## Required actions
**a.** In the domain-adding code, reproduce the portion starting with "If objSeamus.Query.Load Then" and going on through "objNewRobots.AddNew()", swapping "IsApproved" for "IsVerified".
**b.** According to the domain-adding code, under what conditions does a new domain get its IsApproved value set to False?
**c.** Go on with the domain-adding code from the point where it stops.

## Passage given
*****
This is the code that adds the new domain:
If IsNewDomain Then
Dim iNewDomainID As Integer = 0
Dim objNewDomain As New Venexus.BusinessObjects.VenexusDomain
objNewDomain.AddNew()
objNewDomain.DomainName = GetDomainName(sURL)
objNewDomain.LastRequest = Now()
If IsGlobalCrawler() = False Then
Dim objSeamus As New VenexusSeamusCollection
objSeamus.Query.Where(objSeamus.Query.Url.Equal(sURL))
If objSeamus.Query.Load Then
objNewDomain.IsApproved = True
Else
objNewDomain.IsApproved = False
End If
Else
objNewDomain.IsApproved = True
End If
objNewDomain.Save()
iNewDomainID = CType(objNewDomain.DomainID, Integer)
iDomainID = iNewDomainID
End If
Dim objNewRobots As New Venexus.BusinessObjects.VenexusRobots
objNewRobots.AddNew()
objNewRobots.DomainID = iDomainID
objNewRobots.LastUpdate = Now()
*****
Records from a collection
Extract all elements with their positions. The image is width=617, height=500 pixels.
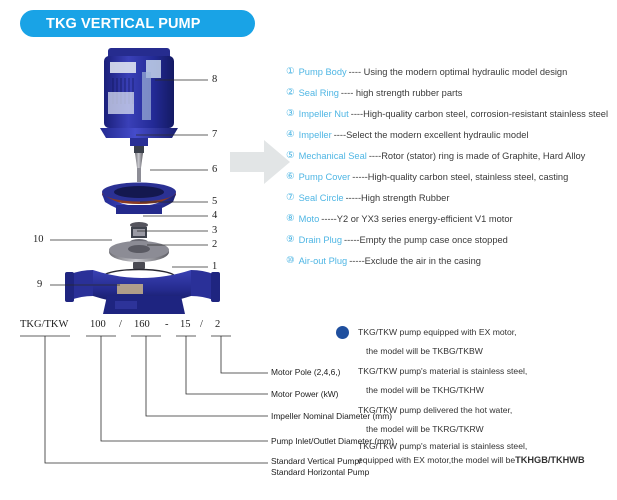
leader-label-standard-vert: Standard Vertical Pump/ — [271, 456, 361, 467]
leader-label-motor-power: Motor Power (kW) — [271, 389, 338, 400]
note-line: the model will be TKHG/TKHW — [358, 381, 617, 401]
note-line-final: equipped with EX motor,the model will be… — [358, 453, 617, 467]
note-line: the model will be TKBG/TKBW — [358, 342, 617, 362]
note-bullet-icon — [336, 326, 349, 339]
note-line: TKG/TKW pump delivered the hot water, — [358, 400, 617, 420]
note-model-bold: TKHGB/TKHWB — [515, 455, 584, 465]
leader-label-motor-pole: Motor Pole (2,4,6,) — [271, 367, 340, 378]
model-variant-notes: TKG/TKW pump equipped with EX motor, the… — [358, 322, 617, 467]
note-line: TKG/TKW pump equipped with EX motor, — [358, 322, 617, 342]
note-line: TKG/TKW pump's material is stainless ste… — [358, 439, 617, 453]
note-line: TKG/TKW pump's material is stainless ste… — [358, 361, 617, 381]
note-line: the model will be TKRG/TKRW — [358, 420, 617, 440]
note-line-text: equipped with EX motor,the model will be — [358, 455, 515, 465]
page-root: TKG VERTICAL PUMP — [0, 0, 617, 500]
leader-label-standard-horiz: Standard Horizontal Pump — [271, 467, 369, 478]
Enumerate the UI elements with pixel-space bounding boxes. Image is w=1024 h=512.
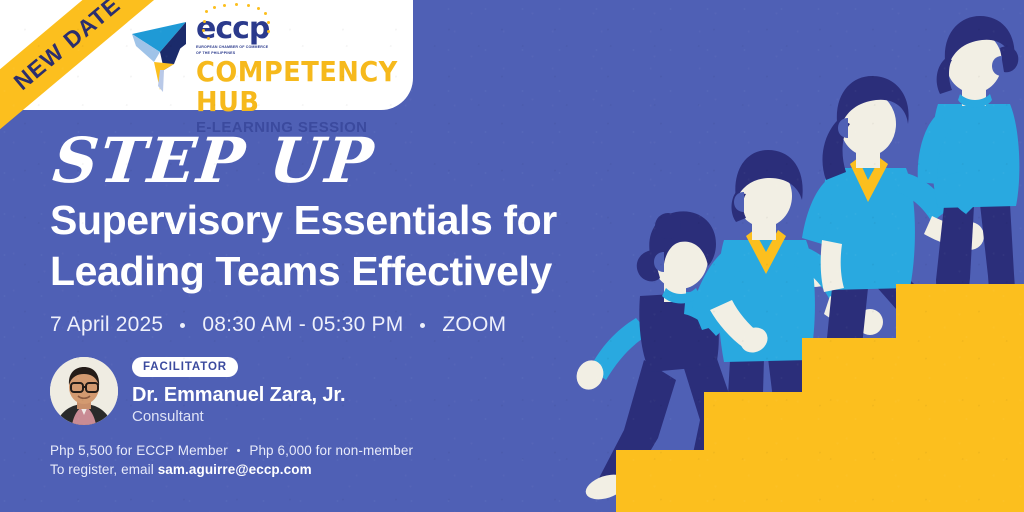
registration-prefix: To register, email <box>50 462 158 477</box>
status-badge: FACILITATOR <box>132 357 238 377</box>
meta-separator-dot-2 <box>420 323 425 328</box>
facilitator-name: Dr. Emmanuel Zara, Jr. <box>132 384 345 407</box>
kicker-step-up: STEP UP <box>50 128 657 194</box>
price-separator-dot <box>237 449 241 453</box>
event-date: 7 April 2025 <box>50 313 163 337</box>
meta-separator-dot-1 <box>180 323 185 328</box>
facilitator-block: FACILITATOR Dr. Emmanuel Zara, Jr. Consu… <box>50 357 650 425</box>
registration-email[interactable]: sam.aguirre@eccp.com <box>158 462 312 477</box>
avatar <box>50 357 118 425</box>
poster-canvas: eccp <box>0 0 1024 512</box>
facilitator-text: FACILITATOR Dr. Emmanuel Zara, Jr. Consu… <box>132 357 345 425</box>
registration-row: To register, email sam.aguirre@eccp.com <box>50 462 413 477</box>
price-nonmember: Php 6,000 for non-member <box>249 443 413 458</box>
eccp-brand-logo: eccp <box>130 8 410 108</box>
event-platform: ZOOM <box>442 313 506 337</box>
paper-plane-icon <box>130 12 192 94</box>
pricing-row: Php 5,500 for ECCP Member Php 6,000 for … <box>50 443 413 458</box>
title-line-2: Leading Teams Effectively <box>50 247 650 296</box>
footer-block: Php 5,500 for ECCP Member Php 6,000 for … <box>50 443 413 477</box>
title-line-1: Supervisory Essentials for <box>50 196 650 245</box>
main-content: STEP UP Supervisory Essentials for Leadi… <box>50 128 650 425</box>
event-time: 08:30 AM - 05:30 PM <box>202 313 403 337</box>
avatar-photo <box>50 357 118 425</box>
competency-hub-title: COMPETENCY HUB <box>196 57 398 117</box>
eccp-subtitle-line1: EUROPEAN CHAMBER OF COMMERCE <box>196 45 415 50</box>
price-member: Php 5,500 for ECCP Member <box>50 443 228 458</box>
facilitator-role: Consultant <box>132 408 345 425</box>
event-meta: 7 April 2025 08:30 AM - 05:30 PM ZOOM <box>50 313 650 337</box>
*****
## Answers to the problems
**a.**
If objSeamus.Query.Load Then
objNewDomain.IsVerified = True
Else
objNewDomain.IsVerified = False
End If
Else
objNewDomain.IsVerified = True
End If
objNewDomain.Save()
iNewDomainID = CType(objNewDomain.DomainID, Integer)
iDomainID = iNewDomainID
End If
Dim objNewRobots As New Venexus.BusinessObjects.VenexusRobots
objNewRobots.AddNew()

**b.** IsApproved is set to False only when IsGlobalCrawler() returns False and the query on the VenexusSeamusCollection for the URL sURL loads no match. If the crawler is global, or if the URL is found in that collection, the value is set to True.

**c.**
objNewRobots.RobotsText = sRobots
objNewRobots.Save()
If it is NOT a GloablCrawler, it checks to see if a feed exist. If it does exist, it marks it approved. If it does not, it marks in not approved.
If it is GlobalCrawler, then it is automatically approved, always. However, the robots.txt file is also checked. If the robots.txt disallows it to be crawled, it will automatically change it to NOT approved. Maybe your cases have a robots.txt file for the domain that disallows it to be crawled?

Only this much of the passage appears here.